## TASK TO COMPLETE:
Identify the lines that contain the string "punteggio" and copy all of them.

[Source data]
((
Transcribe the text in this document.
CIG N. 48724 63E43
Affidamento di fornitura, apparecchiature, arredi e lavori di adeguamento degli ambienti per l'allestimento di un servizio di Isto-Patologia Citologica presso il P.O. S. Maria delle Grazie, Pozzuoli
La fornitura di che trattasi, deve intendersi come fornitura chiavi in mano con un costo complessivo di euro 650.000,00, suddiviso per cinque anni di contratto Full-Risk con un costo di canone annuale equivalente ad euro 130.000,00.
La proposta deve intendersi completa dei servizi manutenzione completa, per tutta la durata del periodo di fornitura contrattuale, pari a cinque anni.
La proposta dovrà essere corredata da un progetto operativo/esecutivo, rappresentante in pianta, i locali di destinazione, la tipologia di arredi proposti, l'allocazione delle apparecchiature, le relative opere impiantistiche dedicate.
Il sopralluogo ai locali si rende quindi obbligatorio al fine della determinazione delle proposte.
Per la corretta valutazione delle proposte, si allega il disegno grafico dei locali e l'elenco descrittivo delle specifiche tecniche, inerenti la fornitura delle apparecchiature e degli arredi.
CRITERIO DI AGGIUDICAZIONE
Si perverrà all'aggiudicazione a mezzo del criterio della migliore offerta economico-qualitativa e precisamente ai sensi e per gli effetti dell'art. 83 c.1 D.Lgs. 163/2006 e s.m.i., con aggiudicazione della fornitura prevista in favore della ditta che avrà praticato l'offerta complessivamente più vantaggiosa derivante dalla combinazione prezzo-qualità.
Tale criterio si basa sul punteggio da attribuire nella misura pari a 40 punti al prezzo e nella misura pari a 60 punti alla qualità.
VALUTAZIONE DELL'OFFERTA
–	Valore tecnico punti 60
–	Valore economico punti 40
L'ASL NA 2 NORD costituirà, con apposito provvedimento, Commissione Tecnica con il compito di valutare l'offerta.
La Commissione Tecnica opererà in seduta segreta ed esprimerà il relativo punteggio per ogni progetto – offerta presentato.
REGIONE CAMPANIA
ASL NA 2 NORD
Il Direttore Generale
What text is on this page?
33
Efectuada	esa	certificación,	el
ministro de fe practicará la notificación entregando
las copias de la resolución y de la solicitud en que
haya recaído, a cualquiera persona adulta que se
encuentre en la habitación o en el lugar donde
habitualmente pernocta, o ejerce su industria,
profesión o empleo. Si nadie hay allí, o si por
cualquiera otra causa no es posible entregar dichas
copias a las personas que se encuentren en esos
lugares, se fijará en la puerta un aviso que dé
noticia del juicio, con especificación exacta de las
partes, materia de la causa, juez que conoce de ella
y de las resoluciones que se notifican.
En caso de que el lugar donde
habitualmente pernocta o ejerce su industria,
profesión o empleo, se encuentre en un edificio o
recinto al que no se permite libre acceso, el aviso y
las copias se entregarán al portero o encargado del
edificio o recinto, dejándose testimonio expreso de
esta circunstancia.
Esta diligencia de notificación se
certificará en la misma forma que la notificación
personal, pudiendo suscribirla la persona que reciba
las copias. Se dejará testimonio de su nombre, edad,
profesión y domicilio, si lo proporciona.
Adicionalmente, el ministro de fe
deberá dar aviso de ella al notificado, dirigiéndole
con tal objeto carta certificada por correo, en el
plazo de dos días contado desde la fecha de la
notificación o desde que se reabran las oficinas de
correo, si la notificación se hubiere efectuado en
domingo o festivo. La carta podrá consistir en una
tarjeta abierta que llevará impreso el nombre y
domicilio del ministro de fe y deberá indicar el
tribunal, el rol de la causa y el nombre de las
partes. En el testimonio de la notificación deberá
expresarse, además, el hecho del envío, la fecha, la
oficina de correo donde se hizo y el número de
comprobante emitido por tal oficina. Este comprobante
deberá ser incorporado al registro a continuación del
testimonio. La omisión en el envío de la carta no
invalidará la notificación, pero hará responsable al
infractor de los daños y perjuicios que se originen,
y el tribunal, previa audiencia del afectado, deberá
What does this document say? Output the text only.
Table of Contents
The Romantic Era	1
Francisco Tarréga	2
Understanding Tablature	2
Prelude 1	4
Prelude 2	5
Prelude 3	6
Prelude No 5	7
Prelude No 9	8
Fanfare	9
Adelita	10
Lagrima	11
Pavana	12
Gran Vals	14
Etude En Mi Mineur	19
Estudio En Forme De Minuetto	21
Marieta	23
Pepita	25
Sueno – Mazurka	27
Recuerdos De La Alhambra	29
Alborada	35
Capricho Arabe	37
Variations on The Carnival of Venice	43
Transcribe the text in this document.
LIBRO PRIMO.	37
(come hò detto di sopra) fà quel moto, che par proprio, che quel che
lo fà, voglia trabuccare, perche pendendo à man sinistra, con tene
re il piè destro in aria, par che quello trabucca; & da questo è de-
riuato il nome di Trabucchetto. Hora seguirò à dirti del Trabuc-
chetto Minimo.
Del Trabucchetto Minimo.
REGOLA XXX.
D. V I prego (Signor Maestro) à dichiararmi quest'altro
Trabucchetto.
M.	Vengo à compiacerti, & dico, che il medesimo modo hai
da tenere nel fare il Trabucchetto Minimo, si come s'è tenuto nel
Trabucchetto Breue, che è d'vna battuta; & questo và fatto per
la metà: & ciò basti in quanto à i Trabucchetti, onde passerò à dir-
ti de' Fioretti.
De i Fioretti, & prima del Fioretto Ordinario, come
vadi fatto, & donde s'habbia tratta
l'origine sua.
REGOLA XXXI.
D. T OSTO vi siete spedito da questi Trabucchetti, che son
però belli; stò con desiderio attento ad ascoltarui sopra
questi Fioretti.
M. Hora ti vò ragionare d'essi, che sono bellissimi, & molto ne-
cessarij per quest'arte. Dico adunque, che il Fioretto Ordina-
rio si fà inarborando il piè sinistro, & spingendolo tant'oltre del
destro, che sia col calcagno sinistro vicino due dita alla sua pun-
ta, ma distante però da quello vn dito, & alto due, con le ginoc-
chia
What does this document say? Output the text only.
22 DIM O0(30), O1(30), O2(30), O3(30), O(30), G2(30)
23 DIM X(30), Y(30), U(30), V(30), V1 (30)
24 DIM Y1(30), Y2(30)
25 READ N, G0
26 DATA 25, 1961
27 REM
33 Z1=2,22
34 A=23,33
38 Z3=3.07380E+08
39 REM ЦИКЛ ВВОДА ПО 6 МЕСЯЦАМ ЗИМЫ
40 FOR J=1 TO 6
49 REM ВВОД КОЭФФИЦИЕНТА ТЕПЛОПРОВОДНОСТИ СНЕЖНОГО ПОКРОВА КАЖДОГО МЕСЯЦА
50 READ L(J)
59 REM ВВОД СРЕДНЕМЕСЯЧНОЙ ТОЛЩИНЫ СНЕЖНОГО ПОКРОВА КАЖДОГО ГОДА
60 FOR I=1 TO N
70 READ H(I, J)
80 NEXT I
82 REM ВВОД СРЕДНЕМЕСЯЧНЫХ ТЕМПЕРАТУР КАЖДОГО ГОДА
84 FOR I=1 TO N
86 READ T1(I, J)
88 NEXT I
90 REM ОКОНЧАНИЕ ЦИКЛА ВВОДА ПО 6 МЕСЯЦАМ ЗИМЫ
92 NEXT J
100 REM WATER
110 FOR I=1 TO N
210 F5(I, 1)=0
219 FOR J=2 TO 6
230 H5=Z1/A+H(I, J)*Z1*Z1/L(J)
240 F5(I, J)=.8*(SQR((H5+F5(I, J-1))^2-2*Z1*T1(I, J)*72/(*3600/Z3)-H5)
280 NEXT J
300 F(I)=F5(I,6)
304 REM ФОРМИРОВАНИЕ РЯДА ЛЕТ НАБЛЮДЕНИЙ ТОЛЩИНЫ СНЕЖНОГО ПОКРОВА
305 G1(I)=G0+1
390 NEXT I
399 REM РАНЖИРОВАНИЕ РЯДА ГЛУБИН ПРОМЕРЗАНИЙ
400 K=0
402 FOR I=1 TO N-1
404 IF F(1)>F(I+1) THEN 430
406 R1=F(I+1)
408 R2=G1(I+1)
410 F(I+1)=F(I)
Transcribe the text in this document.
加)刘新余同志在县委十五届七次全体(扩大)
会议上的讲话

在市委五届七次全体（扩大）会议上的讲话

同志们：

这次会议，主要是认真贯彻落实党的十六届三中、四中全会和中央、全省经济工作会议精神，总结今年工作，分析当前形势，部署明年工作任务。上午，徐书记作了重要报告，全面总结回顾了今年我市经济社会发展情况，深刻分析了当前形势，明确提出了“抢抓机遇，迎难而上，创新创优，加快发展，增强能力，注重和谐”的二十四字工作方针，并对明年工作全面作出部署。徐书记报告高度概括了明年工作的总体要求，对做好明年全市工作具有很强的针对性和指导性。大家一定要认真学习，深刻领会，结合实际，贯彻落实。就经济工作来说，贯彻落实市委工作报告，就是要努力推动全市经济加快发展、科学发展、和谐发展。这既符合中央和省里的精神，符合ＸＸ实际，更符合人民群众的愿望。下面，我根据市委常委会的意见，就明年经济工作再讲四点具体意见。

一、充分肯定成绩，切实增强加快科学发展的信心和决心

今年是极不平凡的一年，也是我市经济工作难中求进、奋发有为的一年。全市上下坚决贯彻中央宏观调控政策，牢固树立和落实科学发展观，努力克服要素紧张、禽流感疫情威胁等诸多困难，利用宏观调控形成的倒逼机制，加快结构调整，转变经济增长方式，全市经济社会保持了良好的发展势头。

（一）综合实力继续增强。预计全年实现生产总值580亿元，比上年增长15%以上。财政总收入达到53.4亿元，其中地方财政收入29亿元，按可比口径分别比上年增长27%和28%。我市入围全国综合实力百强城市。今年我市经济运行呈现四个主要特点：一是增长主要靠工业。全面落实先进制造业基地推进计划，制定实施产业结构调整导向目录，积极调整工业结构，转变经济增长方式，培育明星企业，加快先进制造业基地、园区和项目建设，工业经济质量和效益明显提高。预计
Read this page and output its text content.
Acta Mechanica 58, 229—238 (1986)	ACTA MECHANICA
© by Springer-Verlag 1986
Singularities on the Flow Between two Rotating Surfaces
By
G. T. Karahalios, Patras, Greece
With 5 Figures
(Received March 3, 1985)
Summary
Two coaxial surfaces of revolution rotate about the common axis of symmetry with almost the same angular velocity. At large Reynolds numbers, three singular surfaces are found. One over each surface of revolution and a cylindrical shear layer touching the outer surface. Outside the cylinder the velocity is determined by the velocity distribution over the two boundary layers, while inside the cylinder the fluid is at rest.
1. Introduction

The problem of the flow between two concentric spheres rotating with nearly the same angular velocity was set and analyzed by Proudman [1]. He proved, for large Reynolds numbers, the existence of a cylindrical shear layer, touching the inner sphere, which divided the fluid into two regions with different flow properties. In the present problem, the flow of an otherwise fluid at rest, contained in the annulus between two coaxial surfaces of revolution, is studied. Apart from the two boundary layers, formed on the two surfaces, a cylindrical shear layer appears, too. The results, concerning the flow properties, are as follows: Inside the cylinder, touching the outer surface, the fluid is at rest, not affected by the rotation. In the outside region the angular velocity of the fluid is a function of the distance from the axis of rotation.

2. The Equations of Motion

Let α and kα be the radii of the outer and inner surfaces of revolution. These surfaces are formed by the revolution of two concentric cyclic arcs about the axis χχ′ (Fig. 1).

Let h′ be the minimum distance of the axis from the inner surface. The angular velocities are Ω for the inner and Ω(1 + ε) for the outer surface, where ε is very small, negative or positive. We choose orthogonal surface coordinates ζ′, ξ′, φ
))
## RESPONSE:
Tale criterio si basa sul punteggio da attribuire nella misura pari a 40 punti al prezzo e nella misura pari a 60 punti alla qualità.
La Commissione Tecnica opererà in seduta segreta ed esprimerà il relativo punteggio per ogni progetto – offerta presentato.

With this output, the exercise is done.